Exercise instructions: Count, in the entries below, the lines in which "JSON" occurs. Give the number, nothing more.

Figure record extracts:
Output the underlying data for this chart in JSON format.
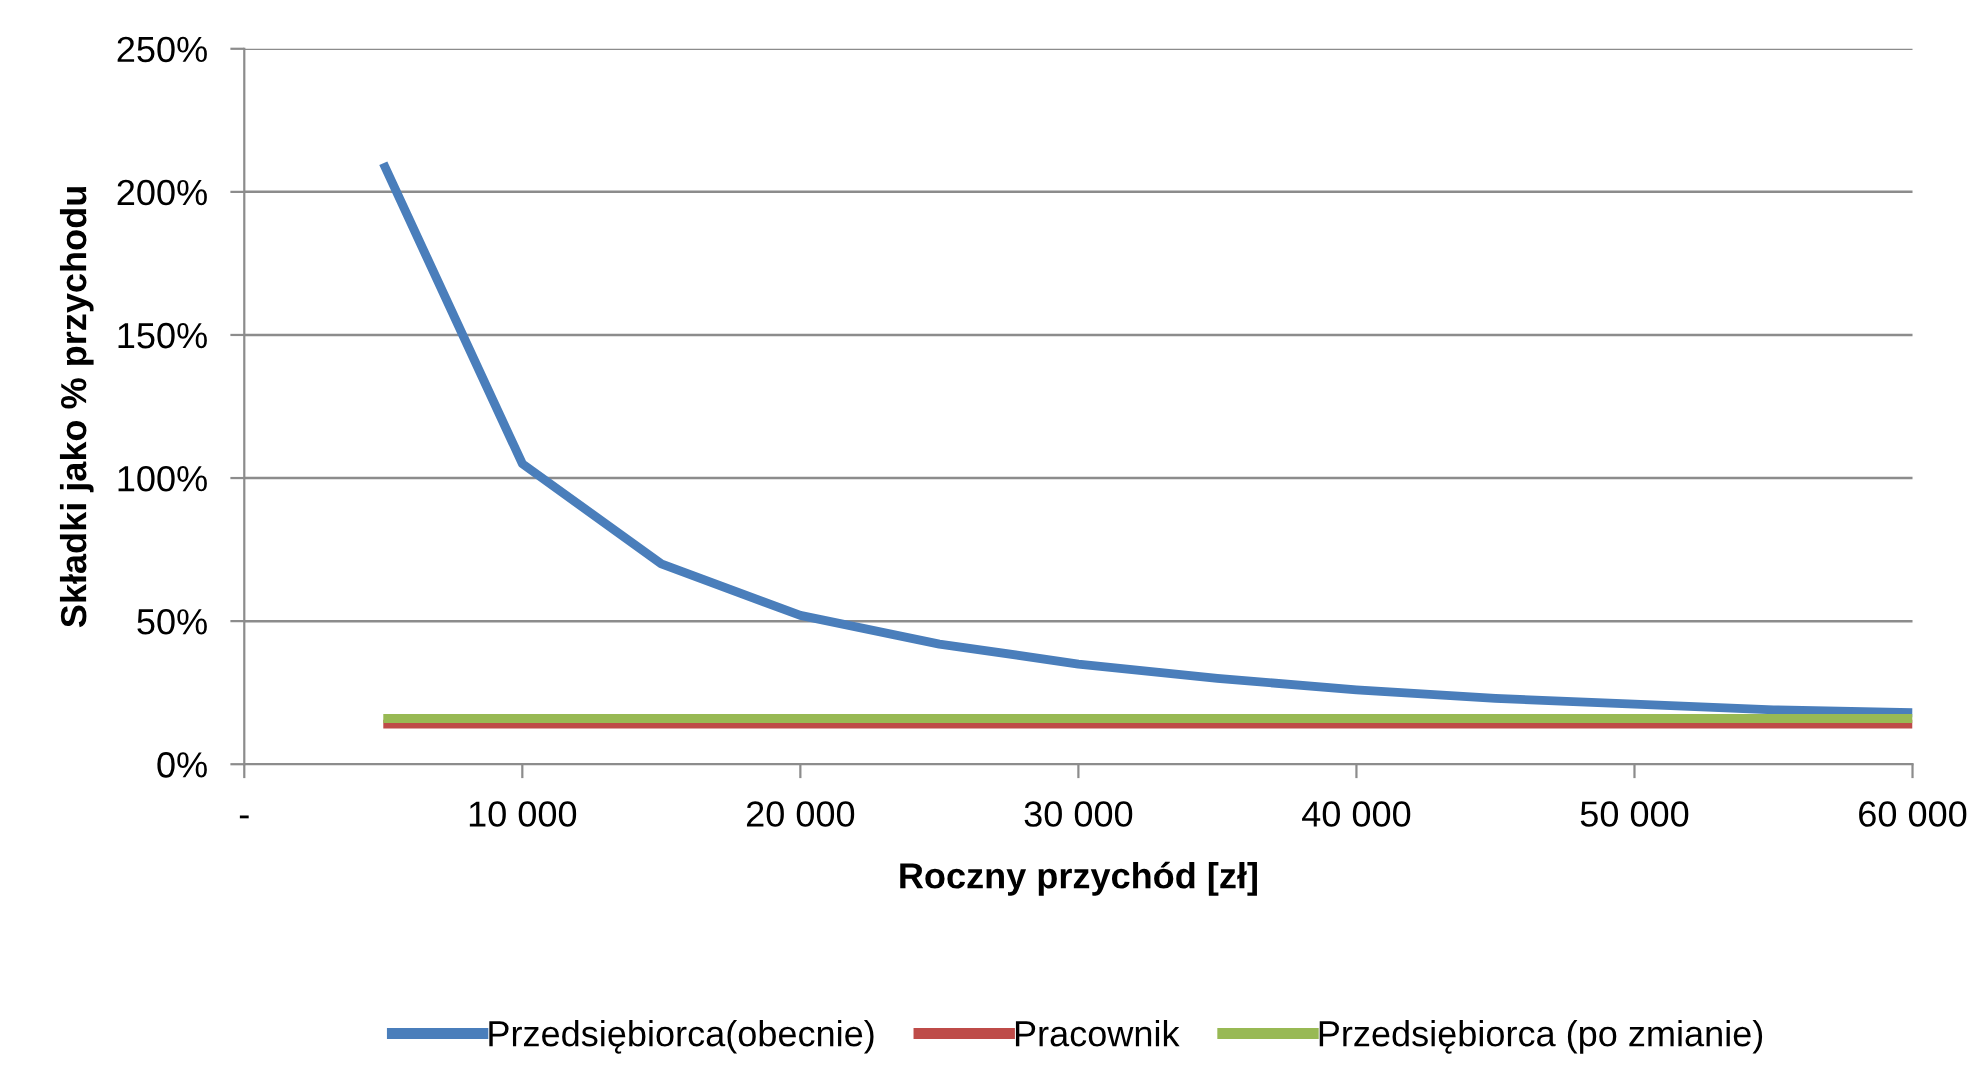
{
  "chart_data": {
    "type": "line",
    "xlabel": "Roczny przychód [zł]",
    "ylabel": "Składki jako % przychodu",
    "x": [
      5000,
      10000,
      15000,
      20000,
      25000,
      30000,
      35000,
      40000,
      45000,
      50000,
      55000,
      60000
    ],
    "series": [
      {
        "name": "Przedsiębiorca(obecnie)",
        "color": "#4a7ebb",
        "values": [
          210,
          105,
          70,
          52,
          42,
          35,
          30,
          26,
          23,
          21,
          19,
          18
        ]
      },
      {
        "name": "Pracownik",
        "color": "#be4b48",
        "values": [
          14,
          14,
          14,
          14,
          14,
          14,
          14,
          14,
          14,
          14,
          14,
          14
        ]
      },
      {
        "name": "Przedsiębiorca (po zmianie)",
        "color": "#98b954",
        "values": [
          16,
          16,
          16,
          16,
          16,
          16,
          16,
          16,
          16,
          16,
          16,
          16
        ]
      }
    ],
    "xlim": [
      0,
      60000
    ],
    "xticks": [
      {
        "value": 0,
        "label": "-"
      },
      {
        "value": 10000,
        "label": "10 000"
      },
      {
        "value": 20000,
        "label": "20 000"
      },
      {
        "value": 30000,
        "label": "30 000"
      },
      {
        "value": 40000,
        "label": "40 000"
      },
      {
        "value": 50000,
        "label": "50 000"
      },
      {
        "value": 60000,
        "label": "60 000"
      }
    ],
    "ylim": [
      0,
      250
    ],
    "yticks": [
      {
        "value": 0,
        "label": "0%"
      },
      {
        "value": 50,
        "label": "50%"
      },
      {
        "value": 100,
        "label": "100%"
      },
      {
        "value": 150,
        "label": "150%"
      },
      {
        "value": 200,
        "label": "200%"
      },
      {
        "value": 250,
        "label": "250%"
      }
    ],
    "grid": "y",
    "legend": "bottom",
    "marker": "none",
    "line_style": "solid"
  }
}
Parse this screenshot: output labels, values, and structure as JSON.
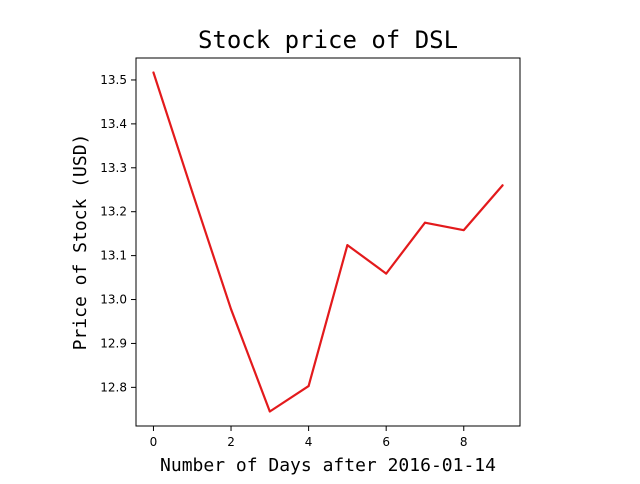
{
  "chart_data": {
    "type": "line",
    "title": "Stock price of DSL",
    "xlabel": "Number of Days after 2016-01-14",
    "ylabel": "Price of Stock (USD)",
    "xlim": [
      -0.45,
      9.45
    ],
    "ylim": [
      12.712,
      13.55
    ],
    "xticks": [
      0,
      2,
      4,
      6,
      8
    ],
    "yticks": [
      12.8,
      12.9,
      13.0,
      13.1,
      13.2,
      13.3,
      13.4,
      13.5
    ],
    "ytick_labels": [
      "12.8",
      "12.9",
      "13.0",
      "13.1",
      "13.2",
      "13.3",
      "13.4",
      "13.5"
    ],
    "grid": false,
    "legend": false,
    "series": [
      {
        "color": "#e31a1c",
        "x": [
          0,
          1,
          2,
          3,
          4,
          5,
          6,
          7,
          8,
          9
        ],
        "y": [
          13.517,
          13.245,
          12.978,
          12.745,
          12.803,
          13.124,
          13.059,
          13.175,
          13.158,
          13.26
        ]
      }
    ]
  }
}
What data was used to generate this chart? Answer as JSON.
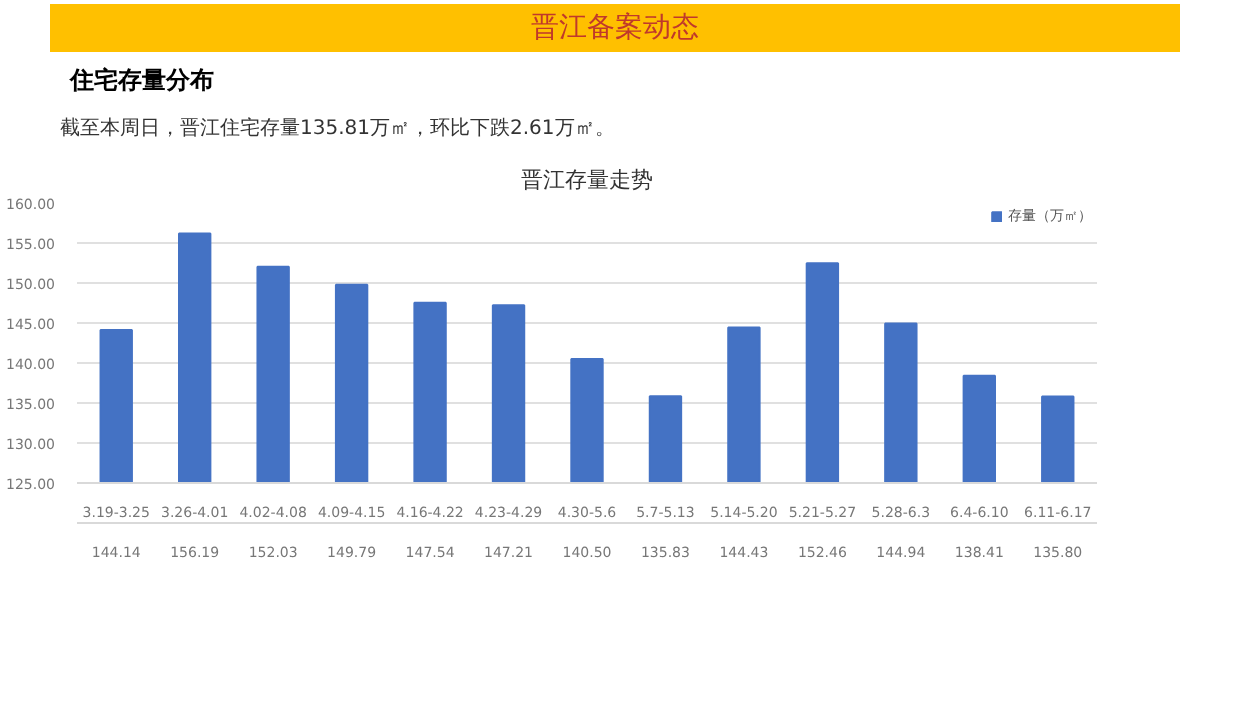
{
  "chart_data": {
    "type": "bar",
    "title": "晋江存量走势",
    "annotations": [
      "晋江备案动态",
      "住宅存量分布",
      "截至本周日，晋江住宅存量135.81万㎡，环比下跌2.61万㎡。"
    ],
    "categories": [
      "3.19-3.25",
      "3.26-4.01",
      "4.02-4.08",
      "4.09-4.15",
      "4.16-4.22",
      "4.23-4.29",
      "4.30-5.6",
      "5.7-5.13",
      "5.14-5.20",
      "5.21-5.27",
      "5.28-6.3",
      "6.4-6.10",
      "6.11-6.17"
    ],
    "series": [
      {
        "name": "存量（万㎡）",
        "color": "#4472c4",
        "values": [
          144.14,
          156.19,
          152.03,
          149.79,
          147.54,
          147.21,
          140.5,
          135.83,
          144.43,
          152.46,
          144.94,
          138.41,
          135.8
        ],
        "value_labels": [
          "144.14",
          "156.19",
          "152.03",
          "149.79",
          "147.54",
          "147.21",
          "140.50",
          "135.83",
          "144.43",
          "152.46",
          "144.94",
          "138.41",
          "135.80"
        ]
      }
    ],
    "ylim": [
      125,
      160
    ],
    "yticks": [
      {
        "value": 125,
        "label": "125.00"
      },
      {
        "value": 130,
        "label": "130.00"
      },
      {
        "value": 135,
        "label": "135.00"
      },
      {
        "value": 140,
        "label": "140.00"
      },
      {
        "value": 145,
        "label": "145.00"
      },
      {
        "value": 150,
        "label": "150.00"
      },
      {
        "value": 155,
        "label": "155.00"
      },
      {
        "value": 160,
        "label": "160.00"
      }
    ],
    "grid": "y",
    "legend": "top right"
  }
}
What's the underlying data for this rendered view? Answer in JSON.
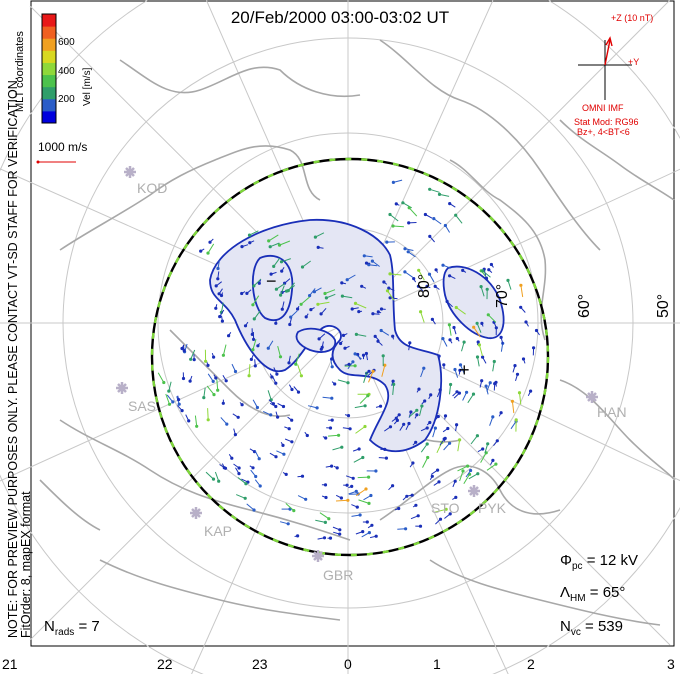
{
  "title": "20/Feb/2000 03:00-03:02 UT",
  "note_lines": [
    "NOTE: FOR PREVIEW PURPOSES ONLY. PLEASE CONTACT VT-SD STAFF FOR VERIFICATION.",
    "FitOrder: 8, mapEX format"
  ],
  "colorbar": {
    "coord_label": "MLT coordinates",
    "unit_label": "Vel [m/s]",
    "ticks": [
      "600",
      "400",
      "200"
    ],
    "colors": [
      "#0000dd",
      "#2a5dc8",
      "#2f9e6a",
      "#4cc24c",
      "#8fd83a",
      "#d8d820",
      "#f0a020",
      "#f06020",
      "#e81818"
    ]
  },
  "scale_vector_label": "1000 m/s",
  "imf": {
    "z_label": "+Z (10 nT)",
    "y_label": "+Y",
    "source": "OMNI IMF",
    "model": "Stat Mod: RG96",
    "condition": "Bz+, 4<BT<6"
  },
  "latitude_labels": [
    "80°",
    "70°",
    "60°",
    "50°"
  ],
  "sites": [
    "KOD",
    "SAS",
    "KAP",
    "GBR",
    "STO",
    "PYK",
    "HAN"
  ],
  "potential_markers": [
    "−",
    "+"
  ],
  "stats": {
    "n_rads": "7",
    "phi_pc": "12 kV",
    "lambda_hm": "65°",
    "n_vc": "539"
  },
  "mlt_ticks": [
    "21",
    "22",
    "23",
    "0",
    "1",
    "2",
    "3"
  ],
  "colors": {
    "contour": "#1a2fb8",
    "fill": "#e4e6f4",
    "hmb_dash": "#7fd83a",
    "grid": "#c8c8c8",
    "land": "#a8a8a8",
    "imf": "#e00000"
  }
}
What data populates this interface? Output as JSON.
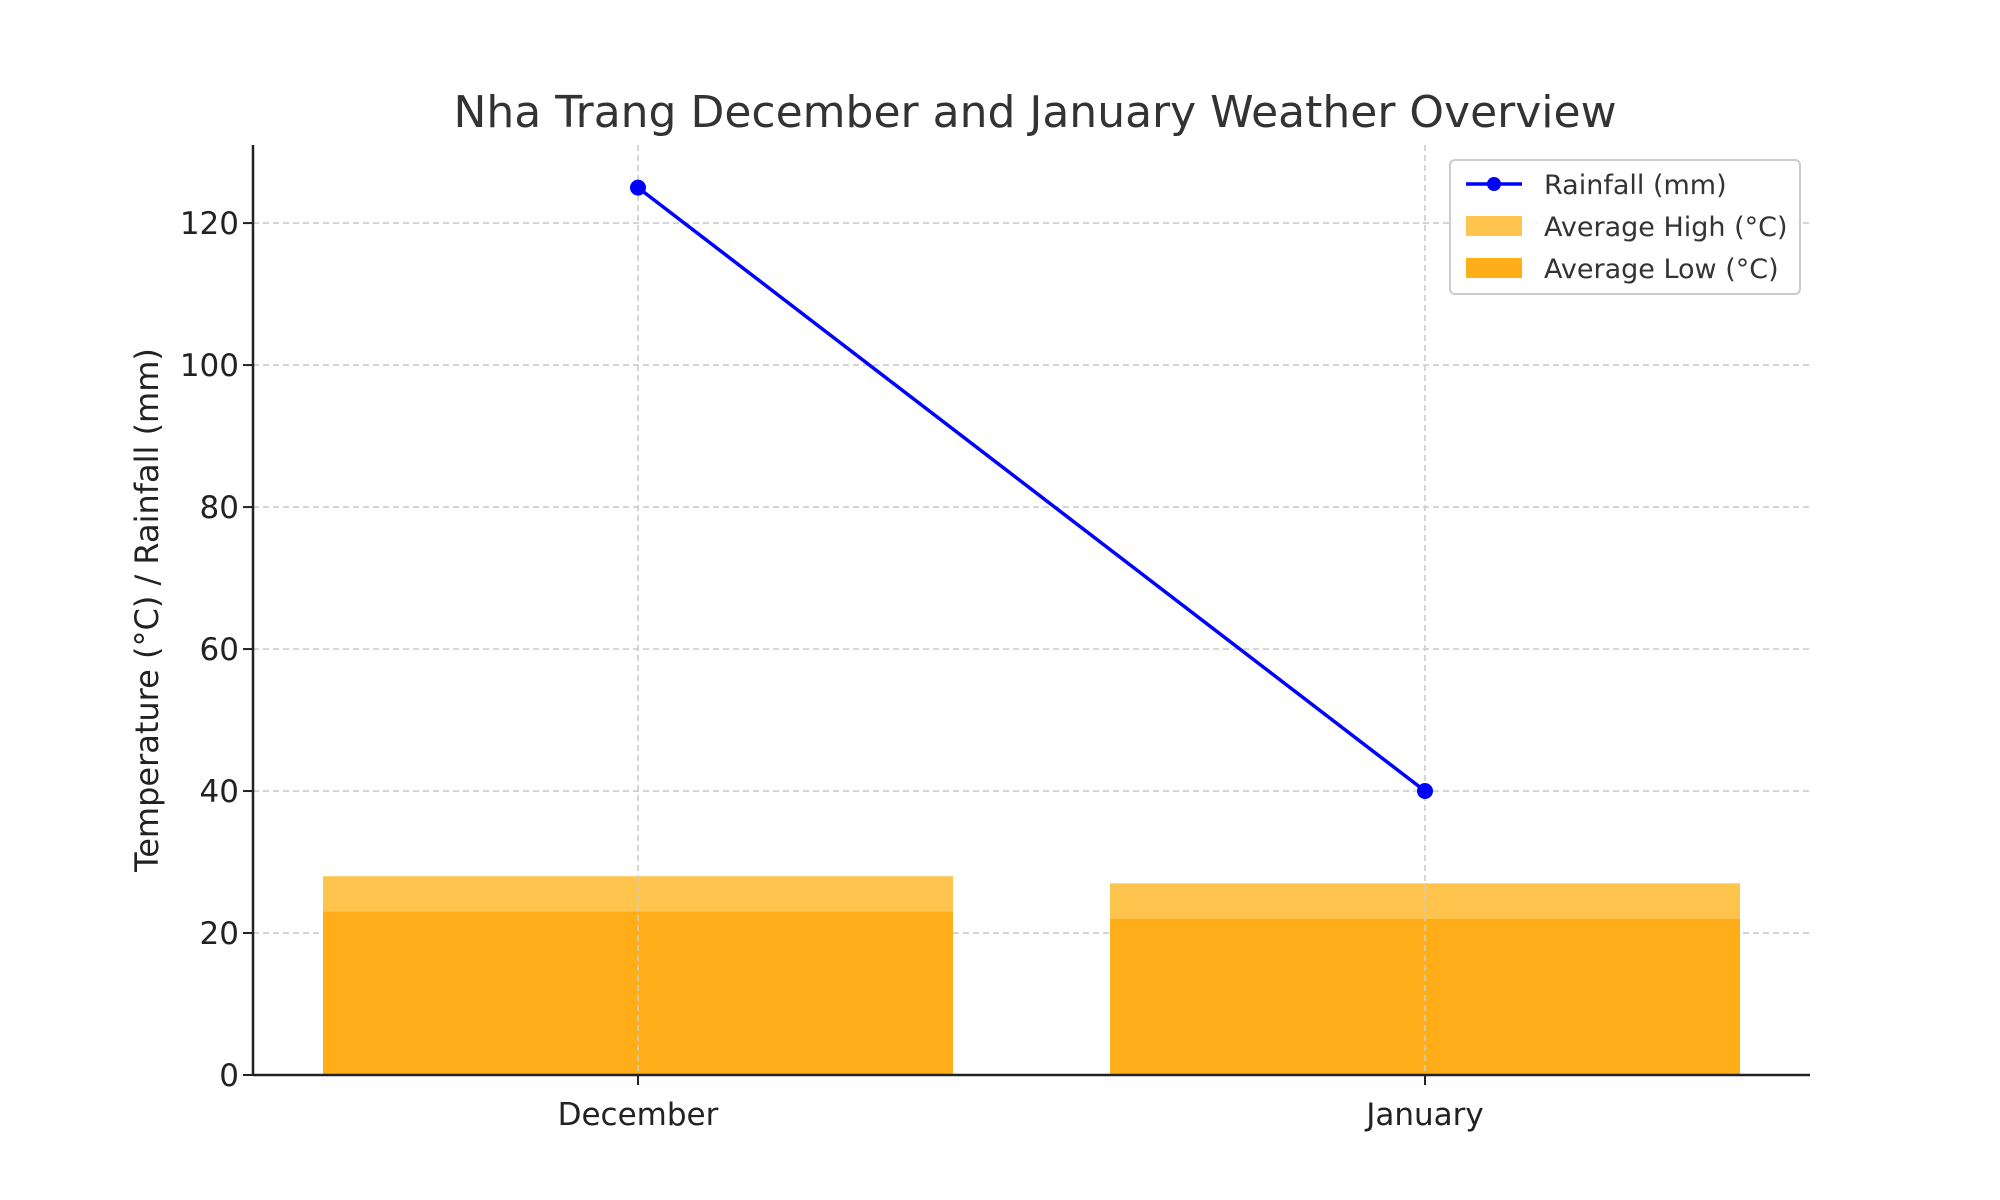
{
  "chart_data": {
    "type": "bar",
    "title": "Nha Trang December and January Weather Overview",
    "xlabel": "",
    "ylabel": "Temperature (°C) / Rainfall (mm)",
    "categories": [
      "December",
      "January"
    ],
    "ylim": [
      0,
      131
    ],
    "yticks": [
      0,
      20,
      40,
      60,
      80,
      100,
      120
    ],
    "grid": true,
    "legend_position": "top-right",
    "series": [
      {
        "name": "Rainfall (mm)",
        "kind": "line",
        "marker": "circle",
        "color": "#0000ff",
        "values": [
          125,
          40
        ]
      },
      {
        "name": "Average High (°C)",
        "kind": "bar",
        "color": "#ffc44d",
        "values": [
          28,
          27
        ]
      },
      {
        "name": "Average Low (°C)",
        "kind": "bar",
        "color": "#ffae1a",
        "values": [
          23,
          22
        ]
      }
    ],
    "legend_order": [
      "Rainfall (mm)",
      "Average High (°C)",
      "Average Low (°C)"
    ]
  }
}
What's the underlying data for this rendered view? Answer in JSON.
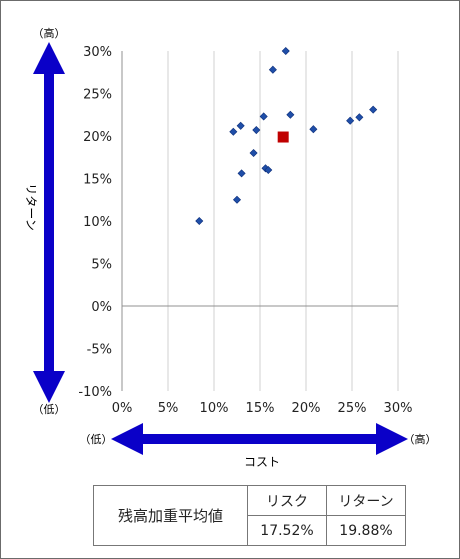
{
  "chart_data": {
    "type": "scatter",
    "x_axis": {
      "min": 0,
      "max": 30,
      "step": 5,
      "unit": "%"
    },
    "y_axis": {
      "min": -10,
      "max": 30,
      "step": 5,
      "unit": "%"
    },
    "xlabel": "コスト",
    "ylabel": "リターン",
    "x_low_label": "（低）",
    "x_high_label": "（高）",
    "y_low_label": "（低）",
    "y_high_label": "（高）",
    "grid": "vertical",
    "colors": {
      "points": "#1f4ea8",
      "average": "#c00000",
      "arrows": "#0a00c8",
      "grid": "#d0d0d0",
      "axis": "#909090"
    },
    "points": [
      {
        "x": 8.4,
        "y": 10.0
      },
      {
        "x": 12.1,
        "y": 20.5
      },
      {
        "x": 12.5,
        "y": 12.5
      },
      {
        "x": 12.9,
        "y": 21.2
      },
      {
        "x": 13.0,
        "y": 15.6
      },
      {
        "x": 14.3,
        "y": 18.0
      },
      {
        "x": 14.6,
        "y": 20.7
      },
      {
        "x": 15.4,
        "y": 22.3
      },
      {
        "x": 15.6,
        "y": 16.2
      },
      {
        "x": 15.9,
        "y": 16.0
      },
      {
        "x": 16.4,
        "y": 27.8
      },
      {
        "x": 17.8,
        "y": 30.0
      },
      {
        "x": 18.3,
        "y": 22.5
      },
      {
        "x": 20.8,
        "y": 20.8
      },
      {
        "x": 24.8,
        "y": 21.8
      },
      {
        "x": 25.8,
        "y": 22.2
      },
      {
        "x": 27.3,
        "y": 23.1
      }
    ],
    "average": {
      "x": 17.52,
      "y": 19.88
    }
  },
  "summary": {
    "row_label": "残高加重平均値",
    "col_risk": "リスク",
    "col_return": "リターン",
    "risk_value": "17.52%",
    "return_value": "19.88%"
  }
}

Exercise result: 6